## DATA FOR THIS TASK:
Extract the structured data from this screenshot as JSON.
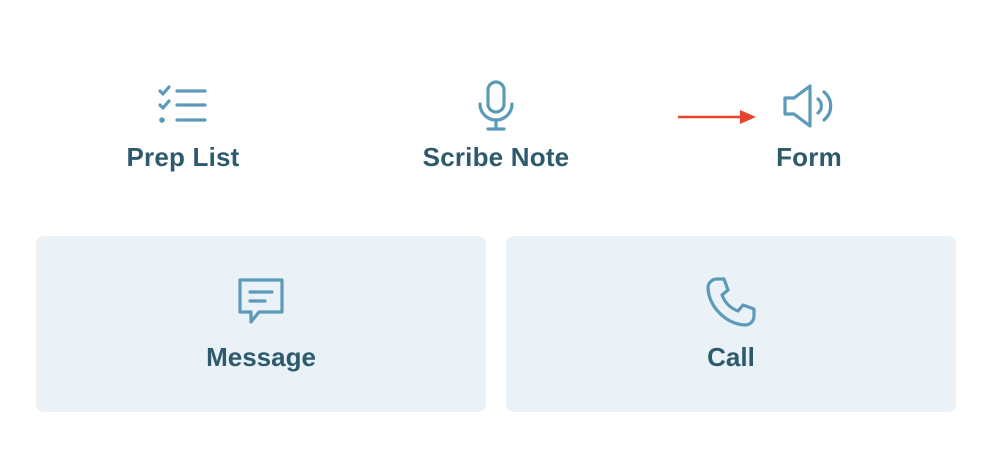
{
  "actions": [
    {
      "label": "Prep List",
      "icon": "checklist-icon"
    },
    {
      "label": "Scribe Note",
      "icon": "microphone-icon"
    },
    {
      "label": "Form",
      "icon": "speaker-icon"
    }
  ],
  "cards": [
    {
      "label": "Message",
      "icon": "message-icon"
    },
    {
      "label": "Call",
      "icon": "phone-icon"
    }
  ],
  "colors": {
    "icon": "#5b9ab8",
    "label": "#2e5a6e",
    "card_bg": "#ebf2f7",
    "arrow": "#e8432e"
  }
}
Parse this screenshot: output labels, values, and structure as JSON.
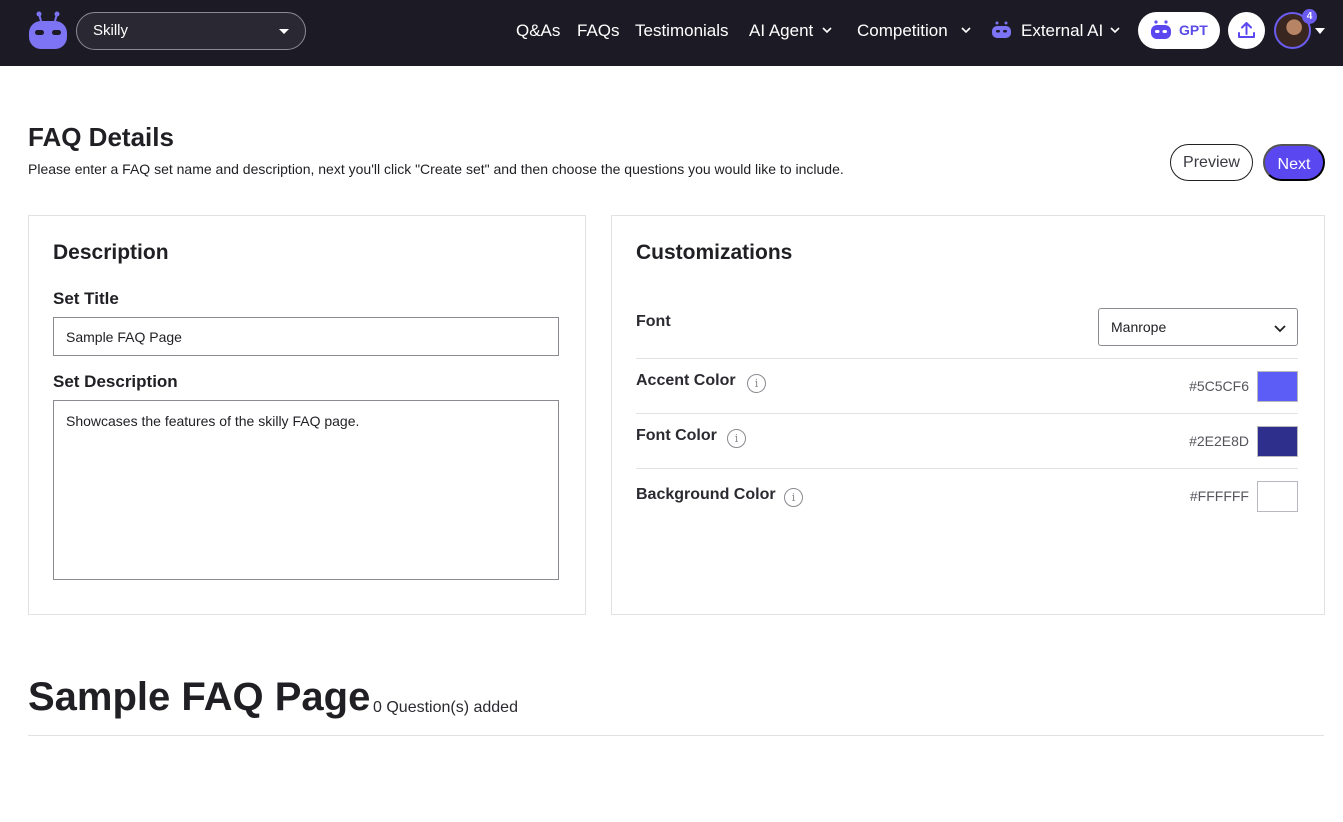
{
  "nav": {
    "workspace": "Skilly",
    "links": [
      "Q&As",
      "FAQs",
      "Testimonials",
      "AI Agent",
      "Competition",
      "External AI"
    ],
    "gpt_label": "GPT",
    "notification_count": "4",
    "accent": "#5b47f0"
  },
  "header": {
    "title": "FAQ Details",
    "subtitle": "Please enter a FAQ set name and description, next you'll click \"Create set\" and then choose the questions you would like to include.",
    "preview_label": "Preview",
    "next_label": "Next"
  },
  "description_card": {
    "heading": "Description",
    "set_title_label": "Set Title",
    "set_title_value": "Sample FAQ Page",
    "set_description_label": "Set Description",
    "set_description_value": "Showcases the features of the skilly FAQ page."
  },
  "customizations_card": {
    "heading": "Customizations",
    "font_label": "Font",
    "font_value": "Manrope",
    "info_glyph": "i",
    "colors": [
      {
        "label": "Accent Color",
        "hex": "#5C5CF6",
        "swatch": "#5C5CF6"
      },
      {
        "label": "Font Color",
        "hex": "#2E2E8D",
        "swatch": "#2E2E8D"
      },
      {
        "label": "Background Color",
        "hex": "#FFFFFF",
        "swatch": "#FFFFFF"
      }
    ]
  },
  "preview_section": {
    "title": "Sample FAQ Page",
    "count_text": "0 Question(s) added"
  }
}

## TASK GOAL:
Quote the material in full and exactly; do not carry over its pictures.

## PROBLEM SOLUTION:
Extract the structured data from this screenshot as JSON.
{
  "actions": [
    {
      "label": "Prep List",
      "icon": "checklist-icon"
    },
    {
      "label": "Scribe Note",
      "icon": "microphone-icon"
    },
    {
      "label": "Form",
      "icon": "speaker-icon"
    }
  ],
  "cards": [
    {
      "label": "Message",
      "icon": "message-icon"
    },
    {
      "label": "Call",
      "icon": "phone-icon"
    }
  ],
  "colors": {
    "icon": "#5b9ab8",
    "label": "#2e5a6e",
    "card_bg": "#ebf2f7",
    "arrow": "#e8432e"
  }
}
Parse this screenshot: output labels, values, and structure as JSON.
{
  "nav": {
    "workspace": "Skilly",
    "links": [
      "Q&As",
      "FAQs",
      "Testimonials",
      "AI Agent",
      "Competition",
      "External AI"
    ],
    "gpt_label": "GPT",
    "notification_count": "4",
    "accent": "#5b47f0"
  },
  "header": {
    "title": "FAQ Details",
    "subtitle": "Please enter a FAQ set name and description, next you'll click \"Create set\" and then choose the questions you would like to include.",
    "preview_label": "Preview",
    "next_label": "Next"
  },
  "description_card": {
    "heading": "Description",
    "set_title_label": "Set Title",
    "set_title_value": "Sample FAQ Page",
    "set_description_label": "Set Description",
    "set_description_value": "Showcases the features of the skilly FAQ page."
  },
  "customizations_card": {
    "heading": "Customizations",
    "font_label": "Font",
    "font_value": "Manrope",
    "info_glyph": "i",
    "colors": [
      {
        "label": "Accent Color",
        "hex": "#5C5CF6",
        "swatch": "#5C5CF6"
      },
      {
        "label": "Font Color",
        "hex": "#2E2E8D",
        "swatch": "#2E2E8D"
      },
      {
        "label": "Background Color",
        "hex": "#FFFFFF",
        "swatch": "#FFFFFF"
      }
    ]
  },
  "preview_section": {
    "title": "Sample FAQ Page",
    "count_text": "0 Question(s) added"
  }
}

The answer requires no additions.